What to do:
Locate every line that holds the string "title" and copy it.

Material for the task:

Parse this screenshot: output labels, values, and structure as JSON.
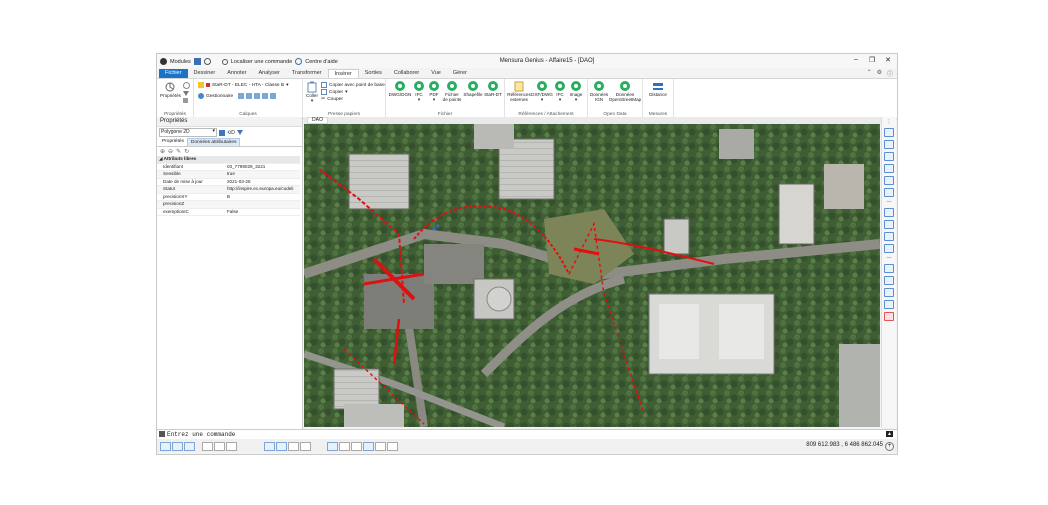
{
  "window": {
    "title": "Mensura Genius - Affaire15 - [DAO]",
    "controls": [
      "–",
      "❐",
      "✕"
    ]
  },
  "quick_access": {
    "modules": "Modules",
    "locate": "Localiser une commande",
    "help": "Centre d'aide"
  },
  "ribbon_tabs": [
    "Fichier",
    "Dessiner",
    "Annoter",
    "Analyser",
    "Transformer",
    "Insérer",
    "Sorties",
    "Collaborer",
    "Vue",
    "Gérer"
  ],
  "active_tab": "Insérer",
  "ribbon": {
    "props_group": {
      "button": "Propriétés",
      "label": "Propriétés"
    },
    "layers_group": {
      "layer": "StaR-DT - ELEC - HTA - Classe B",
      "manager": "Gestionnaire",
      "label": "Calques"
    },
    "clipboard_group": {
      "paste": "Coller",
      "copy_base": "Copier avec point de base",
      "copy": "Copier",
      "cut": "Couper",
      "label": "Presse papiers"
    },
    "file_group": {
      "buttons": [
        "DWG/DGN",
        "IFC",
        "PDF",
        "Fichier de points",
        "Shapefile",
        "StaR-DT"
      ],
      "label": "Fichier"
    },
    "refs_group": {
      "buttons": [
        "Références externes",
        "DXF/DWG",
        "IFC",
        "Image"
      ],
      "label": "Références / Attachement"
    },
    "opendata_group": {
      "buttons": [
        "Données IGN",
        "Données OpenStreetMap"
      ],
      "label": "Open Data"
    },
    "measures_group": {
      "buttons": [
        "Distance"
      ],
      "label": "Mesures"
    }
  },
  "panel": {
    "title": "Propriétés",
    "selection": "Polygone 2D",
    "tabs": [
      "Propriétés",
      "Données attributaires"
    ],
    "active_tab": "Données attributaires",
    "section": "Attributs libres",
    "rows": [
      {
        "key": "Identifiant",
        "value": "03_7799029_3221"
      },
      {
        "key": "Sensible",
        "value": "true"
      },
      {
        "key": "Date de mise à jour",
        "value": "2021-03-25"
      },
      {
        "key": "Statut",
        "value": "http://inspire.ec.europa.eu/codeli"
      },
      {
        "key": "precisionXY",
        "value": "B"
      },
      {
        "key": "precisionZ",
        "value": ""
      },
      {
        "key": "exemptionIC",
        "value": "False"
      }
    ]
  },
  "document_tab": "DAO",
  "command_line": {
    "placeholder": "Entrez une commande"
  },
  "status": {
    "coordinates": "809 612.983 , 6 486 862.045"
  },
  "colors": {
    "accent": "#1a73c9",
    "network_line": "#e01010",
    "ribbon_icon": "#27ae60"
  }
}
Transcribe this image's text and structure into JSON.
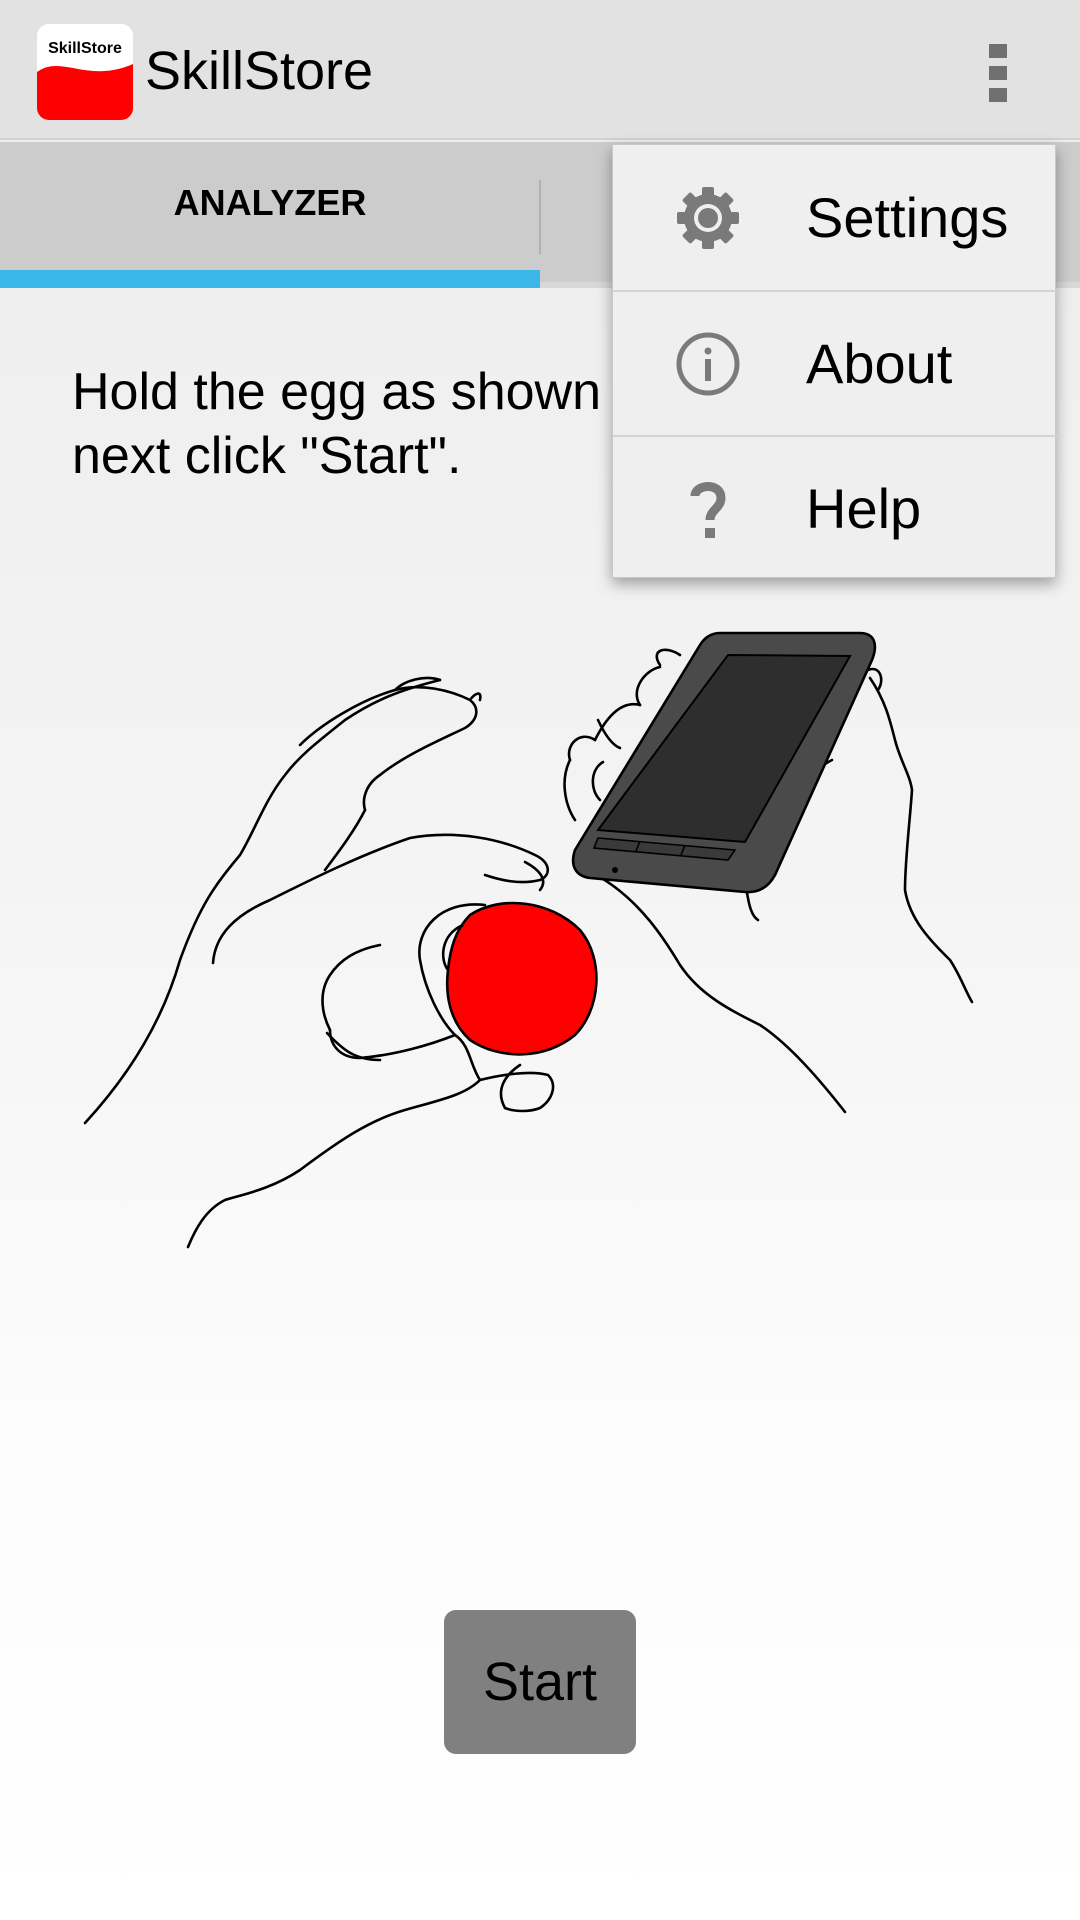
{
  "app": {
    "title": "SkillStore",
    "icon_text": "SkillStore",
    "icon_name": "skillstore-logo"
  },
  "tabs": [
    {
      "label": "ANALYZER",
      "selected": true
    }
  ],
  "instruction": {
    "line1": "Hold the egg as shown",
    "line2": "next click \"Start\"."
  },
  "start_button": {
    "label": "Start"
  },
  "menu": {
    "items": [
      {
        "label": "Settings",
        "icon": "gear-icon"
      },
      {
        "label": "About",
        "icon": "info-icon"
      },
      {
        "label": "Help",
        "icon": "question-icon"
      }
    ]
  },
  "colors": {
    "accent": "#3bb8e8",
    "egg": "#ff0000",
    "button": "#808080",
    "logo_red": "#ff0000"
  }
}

Result below:
    "title": "Mensura Genius - Affaire15 - [DAO]",
    "title": "Propriétés",
    "title": "SkillStore",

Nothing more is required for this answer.